Requirements
Reproduce every record exactly as it appears, but not the pictures.

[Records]

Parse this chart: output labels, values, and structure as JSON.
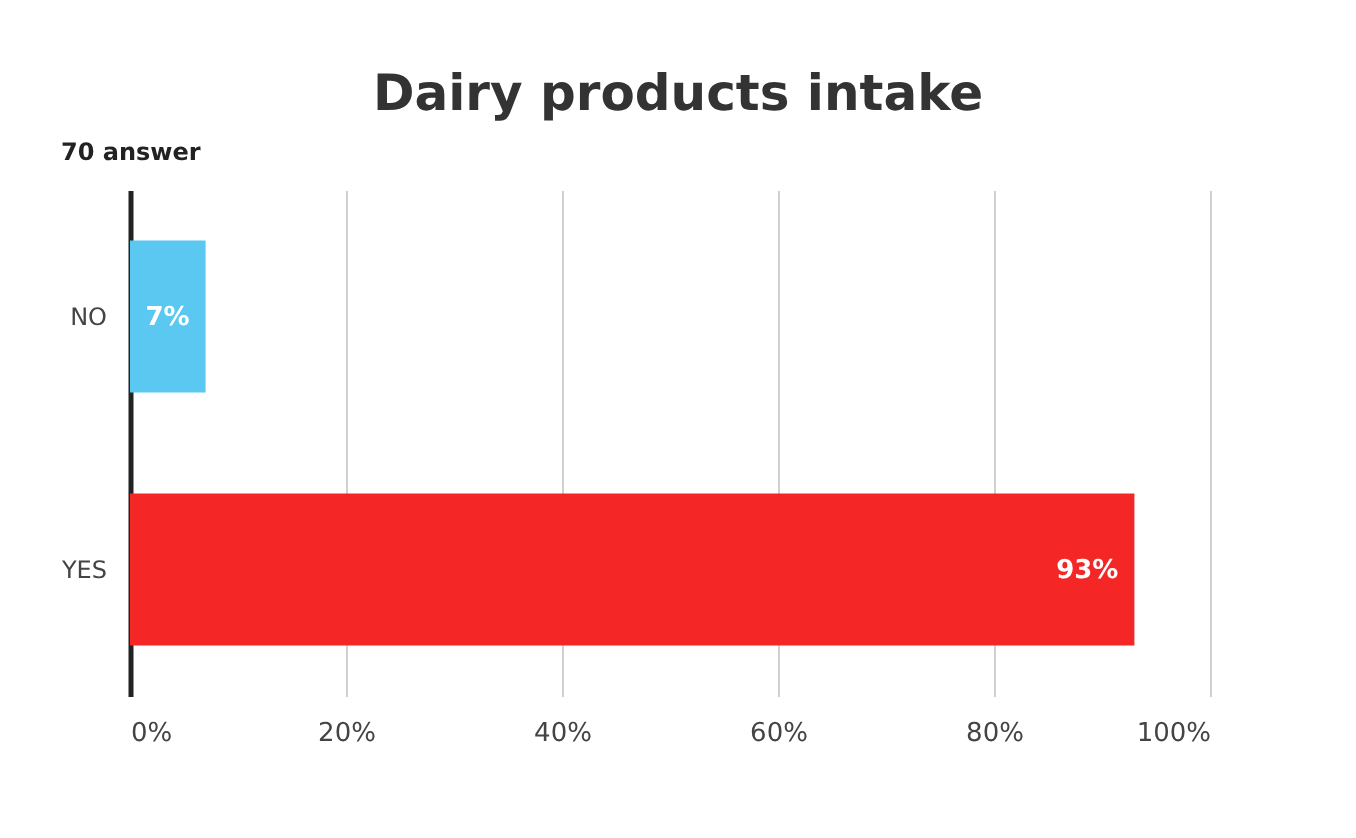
{
  "chart_data": {
    "type": "bar",
    "orientation": "horizontal",
    "title": "Dairy products intake",
    "subtitle": "70 answer",
    "categories": [
      "NO",
      "YES"
    ],
    "values": [
      7,
      93
    ],
    "colors": [
      "#5bc8f2",
      "#f52626"
    ],
    "value_labels": [
      "7%",
      "93%"
    ],
    "xlim": [
      0,
      100
    ],
    "xticks": [
      {
        "value": 0,
        "label": "0%"
      },
      {
        "value": 20,
        "label": "20%"
      },
      {
        "value": 40,
        "label": "40%"
      },
      {
        "value": 60,
        "label": "60%"
      },
      {
        "value": 80,
        "label": "80%"
      },
      {
        "value": 100,
        "label": "100%"
      }
    ],
    "grid": "x",
    "legend": false
  }
}
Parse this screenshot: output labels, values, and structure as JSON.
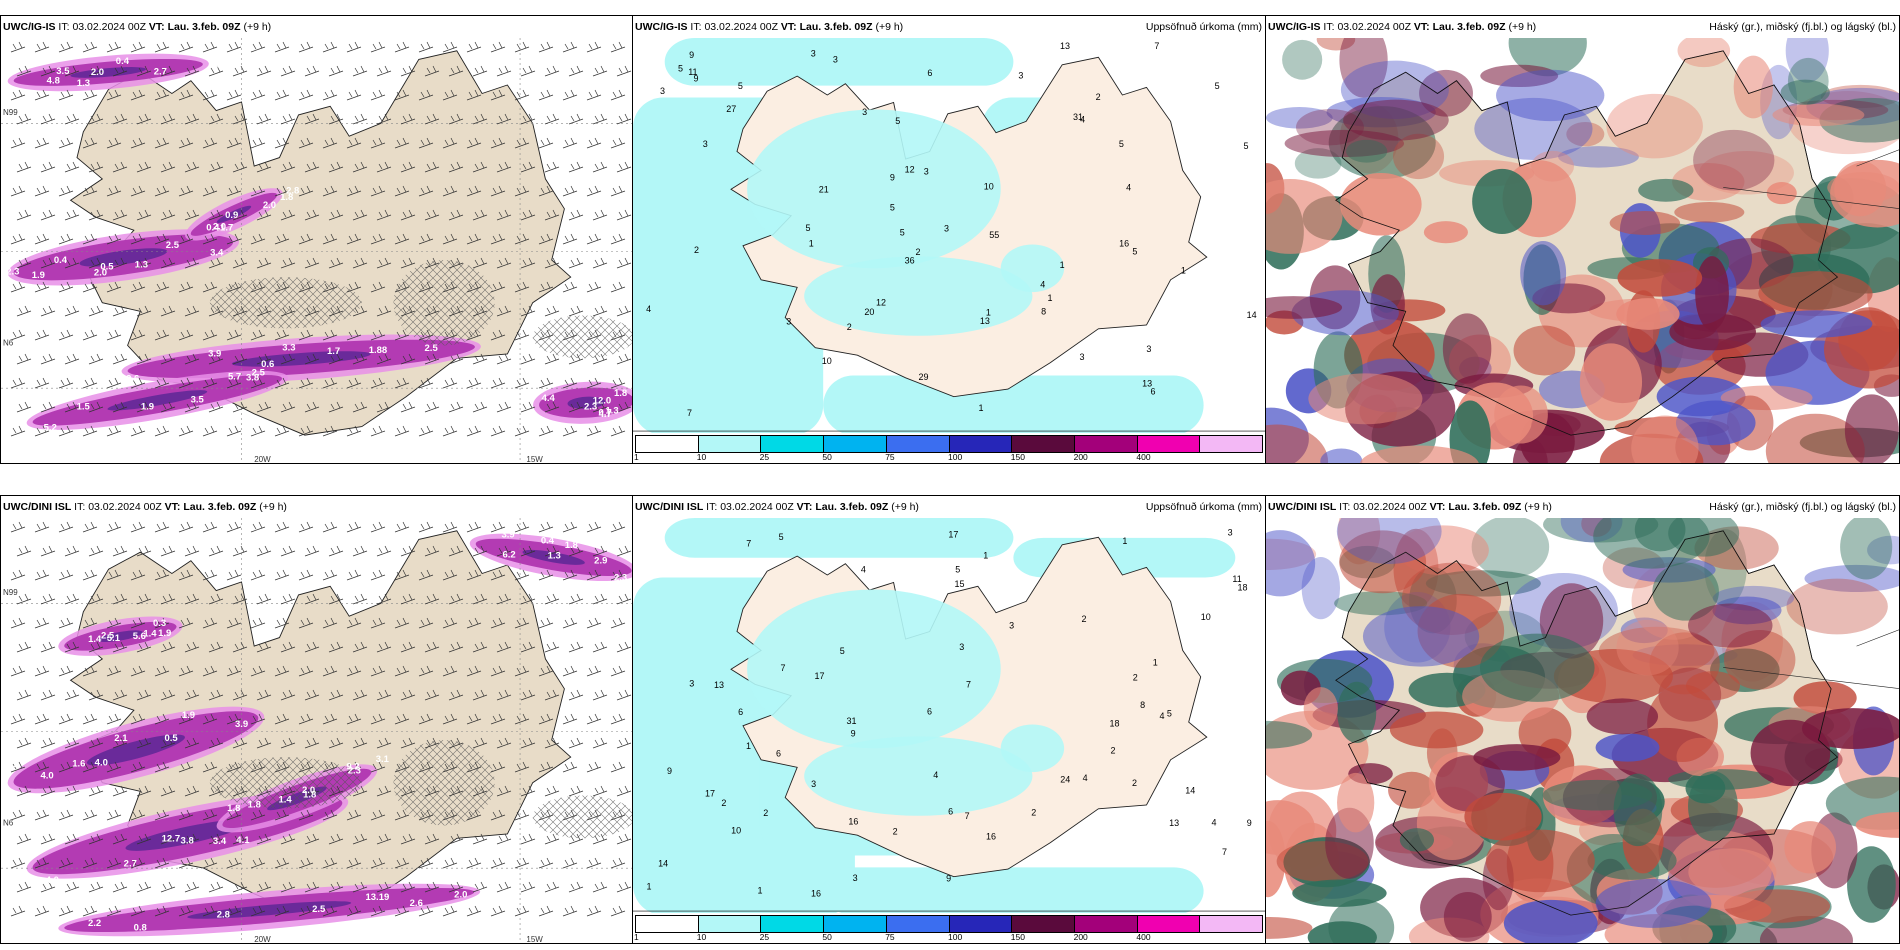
{
  "colors": {
    "land": "#e8dcc8",
    "land_light": "#fbeee2",
    "precip_magenta": "#b33bb3",
    "precip_light": "#e88fe8",
    "precip_cyan": "#b3f7f7",
    "cloud_high": "#7a1a3e",
    "cloud_mid": "#2f6e5a",
    "cloud_low": "#4d55c8"
  },
  "legend": {
    "ticks": [
      "1",
      "10",
      "25",
      "50",
      "75",
      "100",
      "150",
      "200",
      "400"
    ],
    "colors": [
      "#ffffff",
      "#b3f7f7",
      "#00d9e6",
      "#00b3f0",
      "#3b6ef0",
      "#2626b8",
      "#5a0a3c",
      "#a3007a",
      "#f000b0",
      "#f3b8f5"
    ]
  },
  "rows": [
    {
      "model": "UWC/IG-IS",
      "it_label": "IT:",
      "it_value": "03.02.2024 00Z",
      "vt_label": "VT:",
      "vt_value": "Lau. 3.feb. 09Z",
      "lead": "(+9 h)",
      "precip_title": "Uppsöfnuð úrkoma (mm)",
      "cloud_title": "Háský (gr.), miðský (fj.bl.) og lágský (bl.)",
      "lat_labels": [
        "N99",
        "N6"
      ],
      "lon_labels": [
        "20W",
        "15W"
      ],
      "wind_values": [
        "2.3",
        "2.5",
        "5.7",
        "4.8",
        "12.0",
        "1.8",
        "0.4",
        "1.7",
        "0.6",
        "1.3",
        "0.7",
        "0.4",
        "0.5",
        "2.5",
        "1.5",
        "0.4",
        "1.8",
        "2.0",
        "2.5",
        "2.6",
        "1.9",
        "2.7",
        "4.4",
        "0.9",
        "3.4",
        "3.9",
        "3.5",
        "1.5",
        "2.3",
        "2.0",
        "1.9",
        "3.3",
        "3.8",
        "3.5",
        "4.7",
        "2.8",
        "2.0",
        "1.88",
        "5.2",
        "2.0",
        "1.3",
        "1.7",
        "1.3"
      ],
      "precip_values": [
        "21",
        "27",
        "31",
        "36",
        "55",
        "20",
        "16",
        "14",
        "29",
        "1",
        "2",
        "3",
        "6",
        "5",
        "1",
        "3",
        "1",
        "1",
        "4",
        "3",
        "3",
        "5",
        "4",
        "3",
        "5",
        "3",
        "4",
        "3",
        "3",
        "5",
        "10",
        "11",
        "6",
        "1",
        "5",
        "7",
        "12",
        "2",
        "3",
        "9",
        "5",
        "3",
        "5",
        "4",
        "5",
        "2",
        "3",
        "1",
        "5",
        "8",
        "7",
        "2",
        "5",
        "13",
        "12",
        "13",
        "9",
        "9",
        "13",
        "10"
      ]
    },
    {
      "model": "UWC/DINI ISL",
      "it_label": "IT:",
      "it_value": "03.02.2024 00Z",
      "vt_label": "VT:",
      "vt_value": "Lau. 3.feb. 09Z",
      "lead": "(+9 h)",
      "precip_title": "Uppsöfnuð úrkoma (mm)",
      "cloud_title": "Háský (gr.), miðský (fj.bl.) og lágský (bl.)",
      "lat_labels": [
        "N99",
        "N6"
      ],
      "lon_labels": [
        "20W",
        "15W"
      ],
      "wind_values": [
        "9.2",
        "12.7",
        "13.19",
        "6.2",
        "5.1",
        "9.2",
        "1.6",
        "3.4",
        "2.0",
        "0.4",
        "0.3",
        "1.8",
        "2.1",
        "1.8",
        "0.8",
        "1.8",
        "1.9",
        "1.4",
        "1.9",
        "4.0",
        "2.8",
        "2.9",
        "1.4",
        "2.0",
        "3.9",
        "2.7",
        "2.5",
        "2.3",
        "2.5",
        "2.3",
        "4.0",
        "3.8",
        "2.6",
        "3.9",
        "5.6",
        "3.1",
        "4.0",
        "4.1",
        "2.2",
        "1.3",
        "1.4",
        "1.8",
        "0.5"
      ],
      "precip_values": [
        "16",
        "24",
        "31",
        "16",
        "14",
        "2",
        "1",
        "18",
        "18",
        "17",
        "17",
        "2",
        "6",
        "2",
        "7",
        "3",
        "4",
        "1",
        "1",
        "1",
        "2",
        "5",
        "3",
        "7",
        "7",
        "2",
        "3",
        "9",
        "6",
        "6",
        "4",
        "9",
        "2",
        "7",
        "3",
        "2",
        "3",
        "1",
        "4",
        "4",
        "5",
        "1",
        "2",
        "3",
        "4",
        "16",
        "8",
        "5",
        "6",
        "5",
        "13",
        "15",
        "17",
        "14",
        "11",
        "9",
        "10",
        "13",
        "9",
        "10",
        "7"
      ]
    }
  ]
}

Solution to the exercise
Parse this chart: output labels, values, and structure as JSON.
{
  "chart_data": {
    "type": "bar",
    "orientation": "horizontal",
    "title": "Dairy products intake",
    "subtitle": "70 answer",
    "categories": [
      "NO",
      "YES"
    ],
    "values": [
      7,
      93
    ],
    "colors": [
      "#5bc8f2",
      "#f52626"
    ],
    "value_labels": [
      "7%",
      "93%"
    ],
    "xlim": [
      0,
      100
    ],
    "xticks": [
      {
        "value": 0,
        "label": "0%"
      },
      {
        "value": 20,
        "label": "20%"
      },
      {
        "value": 40,
        "label": "40%"
      },
      {
        "value": 60,
        "label": "60%"
      },
      {
        "value": 80,
        "label": "80%"
      },
      {
        "value": 100,
        "label": "100%"
      }
    ],
    "grid": "x",
    "legend": false
  }
}
Parse this screenshot: output labels, values, and structure as JSON.
{
  "colors": {
    "land": "#e8dcc8",
    "land_light": "#fbeee2",
    "precip_magenta": "#b33bb3",
    "precip_light": "#e88fe8",
    "precip_cyan": "#b3f7f7",
    "cloud_high": "#7a1a3e",
    "cloud_mid": "#2f6e5a",
    "cloud_low": "#4d55c8"
  },
  "legend": {
    "ticks": [
      "1",
      "10",
      "25",
      "50",
      "75",
      "100",
      "150",
      "200",
      "400"
    ],
    "colors": [
      "#ffffff",
      "#b3f7f7",
      "#00d9e6",
      "#00b3f0",
      "#3b6ef0",
      "#2626b8",
      "#5a0a3c",
      "#a3007a",
      "#f000b0",
      "#f3b8f5"
    ]
  },
  "rows": [
    {
      "model": "UWC/IG-IS",
      "it_label": "IT:",
      "it_value": "03.02.2024 00Z",
      "vt_label": "VT:",
      "vt_value": "Lau. 3.feb. 09Z",
      "lead": "(+9 h)",
      "precip_title": "Uppsöfnuð úrkoma (mm)",
      "cloud_title": "Háský (gr.), miðský (fj.bl.) og lágský (bl.)",
      "lat_labels": [
        "N99",
        "N6"
      ],
      "lon_labels": [
        "20W",
        "15W"
      ],
      "wind_values": [
        "2.3",
        "2.5",
        "5.7",
        "4.8",
        "12.0",
        "1.8",
        "0.4",
        "1.7",
        "0.6",
        "1.3",
        "0.7",
        "0.4",
        "0.5",
        "2.5",
        "1.5",
        "0.4",
        "1.8",
        "2.0",
        "2.5",
        "2.6",
        "1.9",
        "2.7",
        "4.4",
        "0.9",
        "3.4",
        "3.9",
        "3.5",
        "1.5",
        "2.3",
        "2.0",
        "1.9",
        "3.3",
        "3.8",
        "3.5",
        "4.7",
        "2.8",
        "2.0",
        "1.88",
        "5.2",
        "2.0",
        "1.3",
        "1.7",
        "1.3"
      ],
      "precip_values": [
        "21",
        "27",
        "31",
        "36",
        "55",
        "20",
        "16",
        "14",
        "29",
        "1",
        "2",
        "3",
        "6",
        "5",
        "1",
        "3",
        "1",
        "1",
        "4",
        "3",
        "3",
        "5",
        "4",
        "3",
        "5",
        "3",
        "4",
        "3",
        "3",
        "5",
        "10",
        "11",
        "6",
        "1",
        "5",
        "7",
        "12",
        "2",
        "3",
        "9",
        "5",
        "3",
        "5",
        "4",
        "5",
        "2",
        "3",
        "1",
        "5",
        "8",
        "7",
        "2",
        "5",
        "13",
        "12",
        "13",
        "9",
        "9",
        "13",
        "10"
      ]
    },
    {
      "model": "UWC/DINI ISL",
      "it_label": "IT:",
      "it_value": "03.02.2024 00Z",
      "vt_label": "VT:",
      "vt_value": "Lau. 3.feb. 09Z",
      "lead": "(+9 h)",
      "precip_title": "Uppsöfnuð úrkoma (mm)",
      "cloud_title": "Háský (gr.), miðský (fj.bl.) og lágský (bl.)",
      "lat_labels": [
        "N99",
        "N6"
      ],
      "lon_labels": [
        "20W",
        "15W"
      ],
      "wind_values": [
        "9.2",
        "12.7",
        "13.19",
        "6.2",
        "5.1",
        "9.2",
        "1.6",
        "3.4",
        "2.0",
        "0.4",
        "0.3",
        "1.8",
        "2.1",
        "1.8",
        "0.8",
        "1.8",
        "1.9",
        "1.4",
        "1.9",
        "4.0",
        "2.8",
        "2.9",
        "1.4",
        "2.0",
        "3.9",
        "2.7",
        "2.5",
        "2.3",
        "2.5",
        "2.3",
        "4.0",
        "3.8",
        "2.6",
        "3.9",
        "5.6",
        "3.1",
        "4.0",
        "4.1",
        "2.2",
        "1.3",
        "1.4",
        "1.8",
        "0.5"
      ],
      "precip_values": [
        "16",
        "24",
        "31",
        "16",
        "14",
        "2",
        "1",
        "18",
        "18",
        "17",
        "17",
        "2",
        "6",
        "2",
        "7",
        "3",
        "4",
        "1",
        "1",
        "1",
        "2",
        "5",
        "3",
        "7",
        "7",
        "2",
        "3",
        "9",
        "6",
        "6",
        "4",
        "9",
        "2",
        "7",
        "3",
        "2",
        "3",
        "1",
        "4",
        "4",
        "5",
        "1",
        "2",
        "3",
        "4",
        "16",
        "8",
        "5",
        "6",
        "5",
        "13",
        "15",
        "17",
        "14",
        "11",
        "9",
        "10",
        "13",
        "9",
        "10",
        "7"
      ]
    }
  ]
}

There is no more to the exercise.